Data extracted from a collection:
····················

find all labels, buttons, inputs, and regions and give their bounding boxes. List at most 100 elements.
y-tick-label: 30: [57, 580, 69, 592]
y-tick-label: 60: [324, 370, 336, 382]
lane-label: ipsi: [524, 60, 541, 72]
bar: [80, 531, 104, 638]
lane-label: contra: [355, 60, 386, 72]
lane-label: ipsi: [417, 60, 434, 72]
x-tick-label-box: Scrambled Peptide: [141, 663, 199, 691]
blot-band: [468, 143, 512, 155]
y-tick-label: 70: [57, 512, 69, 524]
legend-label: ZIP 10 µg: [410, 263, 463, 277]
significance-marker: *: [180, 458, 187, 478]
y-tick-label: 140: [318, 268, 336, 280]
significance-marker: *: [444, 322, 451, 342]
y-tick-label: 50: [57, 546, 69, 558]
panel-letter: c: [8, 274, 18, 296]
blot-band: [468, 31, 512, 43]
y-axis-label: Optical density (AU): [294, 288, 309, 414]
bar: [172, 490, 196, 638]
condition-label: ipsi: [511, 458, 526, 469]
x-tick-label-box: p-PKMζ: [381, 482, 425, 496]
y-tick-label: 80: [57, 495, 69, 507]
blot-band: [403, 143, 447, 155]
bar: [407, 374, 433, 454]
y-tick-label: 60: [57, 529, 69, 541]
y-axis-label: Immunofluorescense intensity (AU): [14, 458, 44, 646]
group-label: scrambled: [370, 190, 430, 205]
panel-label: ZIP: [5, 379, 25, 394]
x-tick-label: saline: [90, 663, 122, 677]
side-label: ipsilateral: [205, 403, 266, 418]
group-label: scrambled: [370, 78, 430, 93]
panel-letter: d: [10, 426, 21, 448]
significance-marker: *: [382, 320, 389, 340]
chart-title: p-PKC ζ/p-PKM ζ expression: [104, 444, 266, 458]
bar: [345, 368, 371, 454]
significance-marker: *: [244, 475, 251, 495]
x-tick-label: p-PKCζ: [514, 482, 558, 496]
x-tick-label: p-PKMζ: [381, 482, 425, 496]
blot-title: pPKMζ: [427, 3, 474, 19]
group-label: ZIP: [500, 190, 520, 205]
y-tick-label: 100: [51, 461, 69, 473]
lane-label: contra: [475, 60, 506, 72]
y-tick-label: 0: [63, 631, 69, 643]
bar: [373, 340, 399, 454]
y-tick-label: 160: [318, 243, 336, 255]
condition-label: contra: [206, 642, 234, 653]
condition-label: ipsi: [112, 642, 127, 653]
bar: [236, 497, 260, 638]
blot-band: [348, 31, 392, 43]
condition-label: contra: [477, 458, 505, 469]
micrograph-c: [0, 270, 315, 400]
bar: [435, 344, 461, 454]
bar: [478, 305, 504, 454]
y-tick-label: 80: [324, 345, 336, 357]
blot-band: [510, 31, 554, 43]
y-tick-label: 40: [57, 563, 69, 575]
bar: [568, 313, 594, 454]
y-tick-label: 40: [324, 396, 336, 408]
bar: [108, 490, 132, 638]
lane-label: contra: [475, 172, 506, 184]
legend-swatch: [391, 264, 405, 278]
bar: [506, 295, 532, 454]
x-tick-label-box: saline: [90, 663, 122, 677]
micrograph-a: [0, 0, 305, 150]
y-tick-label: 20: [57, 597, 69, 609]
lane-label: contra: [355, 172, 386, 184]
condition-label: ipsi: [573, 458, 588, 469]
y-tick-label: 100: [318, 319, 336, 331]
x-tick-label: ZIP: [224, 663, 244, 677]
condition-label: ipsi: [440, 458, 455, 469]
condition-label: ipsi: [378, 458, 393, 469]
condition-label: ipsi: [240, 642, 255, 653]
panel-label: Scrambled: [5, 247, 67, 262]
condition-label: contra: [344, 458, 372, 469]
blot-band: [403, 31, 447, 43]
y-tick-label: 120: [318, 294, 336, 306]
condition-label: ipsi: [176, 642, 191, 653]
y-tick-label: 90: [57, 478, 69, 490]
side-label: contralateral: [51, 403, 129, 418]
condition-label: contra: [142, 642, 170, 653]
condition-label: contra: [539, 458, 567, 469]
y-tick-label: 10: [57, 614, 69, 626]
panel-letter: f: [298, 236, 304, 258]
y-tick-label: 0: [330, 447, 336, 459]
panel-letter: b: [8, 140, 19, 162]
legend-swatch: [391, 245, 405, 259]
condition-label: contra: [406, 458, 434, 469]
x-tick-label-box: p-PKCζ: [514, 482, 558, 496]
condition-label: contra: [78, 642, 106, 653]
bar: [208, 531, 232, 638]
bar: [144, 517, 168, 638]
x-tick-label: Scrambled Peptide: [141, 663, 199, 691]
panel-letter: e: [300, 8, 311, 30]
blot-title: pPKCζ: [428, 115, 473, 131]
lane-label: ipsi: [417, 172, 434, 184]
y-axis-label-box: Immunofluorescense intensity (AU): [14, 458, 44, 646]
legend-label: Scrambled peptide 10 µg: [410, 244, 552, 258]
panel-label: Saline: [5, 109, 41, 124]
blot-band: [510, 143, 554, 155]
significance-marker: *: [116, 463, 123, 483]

····················

What you are asked to do: Across the data, pull every line containing the string "intensity".

Expected answer:
y-axis-label: Immunofluorescense intensity (AU): [14, 458, 44, 646]
y-axis-label-box: Immunofluorescense intensity (AU): [14, 458, 44, 646]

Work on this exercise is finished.